Zusammenfassung
Das Westschweizer Fernsehen RTS hat Ende 2020 in der Sendung «Temps Présent» über den Rücktritt von Pierre Krähenbühl berichtet, der das UNO-Hilfswerk für die Palästina-Flüchtlinge (UNRWA) leitete. Das Deutschschweizer Fernsehen SRF strahlte etwas später eine gekürzte Version des Beitrages aus.
Gegen beide Beiträge wurde beim Presserat eine Beschwerde eingereicht. Der Beschwerdeführer kritisierte vor allem die Auswahl der wichtigsten Experten im Beitrag. Sie seien antiisraelisch eingestellt und dies sei nicht transparent gemacht worden, was bedeute, dass der Beitrag wichtige Informationen unterschlagen und die Wahrheitspflicht verletzt habe. Er moniert ferner, die Reportage stelle eine «Heiligsprechung von Pierre Krähenbühl und eine Reinwaschung der institutionell antisemitischen UNRWA» dar.
Der Presserat weist die Beschwerde nach eingehender Diskussion ab: Er kam zum Schluss, dass eine Vielzahl von Stimmen zu Krähenbühl und zur UNRWA zu hören gewesen seien und dass es legitim gewesen sei, auf gewisse Elemente des israelisch-palästinensischen Konfliktes nicht näher einzutreten, weil der Werdegang von Krähenbühl im Zentrum der Reportage gestanden habe. Was die Einordnung der einzelnen Stimmen betrifft, habe kein Zweifel entstehen können, wer welche Position vertritt.
Résumé
La Radio Télévision Suisse RTS avait évoqué fin 2020, dans l’émission «Temps Présent», la démission de Pierre Krähenbühl, alors commissaire de l’Office de secours et de travaux des Nations Unies pour les réfugiés de Palestine dans le Proche-Orient (UNRWA). La télévision suisse alémanique SRF avait diffusé peu après une version abrégée du reportage.

▶ [AUFTRAG]: Zitiere aus der obigen Zusammenfassung zur Beschwerde beim Presserat wörtlich die Stelle, die mit „Der Presserat weist“ beginnt und mit „abrégée du reportage.“ endet.

▶ [GEGEBENE ANGABEN]:
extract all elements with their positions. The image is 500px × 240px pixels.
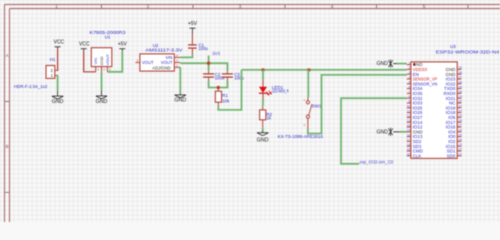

▶ [LÖSUNG]:
Der Presserat weist die Beschwerde nach eingehender Diskussion ab: Er kam zum Schluss, dass eine Vielzahl von Stimmen zu Krähenbühl und zur UNRWA zu hören gewesen seien und dass es legitim gewesen sei, auf gewisse Elemente des israelisch-palästinensischen Konfliktes nicht näher einzutreten, weil der Werdegang von Krähenbühl im Zentrum der Reportage gestanden habe. Was die Einordnung der einzelnen Stimmen betrifft, habe kein Zweifel entstehen können, wer welche Position vertritt.
Résumé
La Radio Télévision Suisse RTS avait évoqué fin 2020, dans l’émission «Temps Présent», la démission de Pierre Krähenbühl, alors commissaire de l’Office de secours et de travaux des Nations Unies pour les réfugiés de Palestine dans le Proche-Orient (UNRWA). La télévision suisse alémanique SRF avait diffusé peu après une version abrégée du reportage.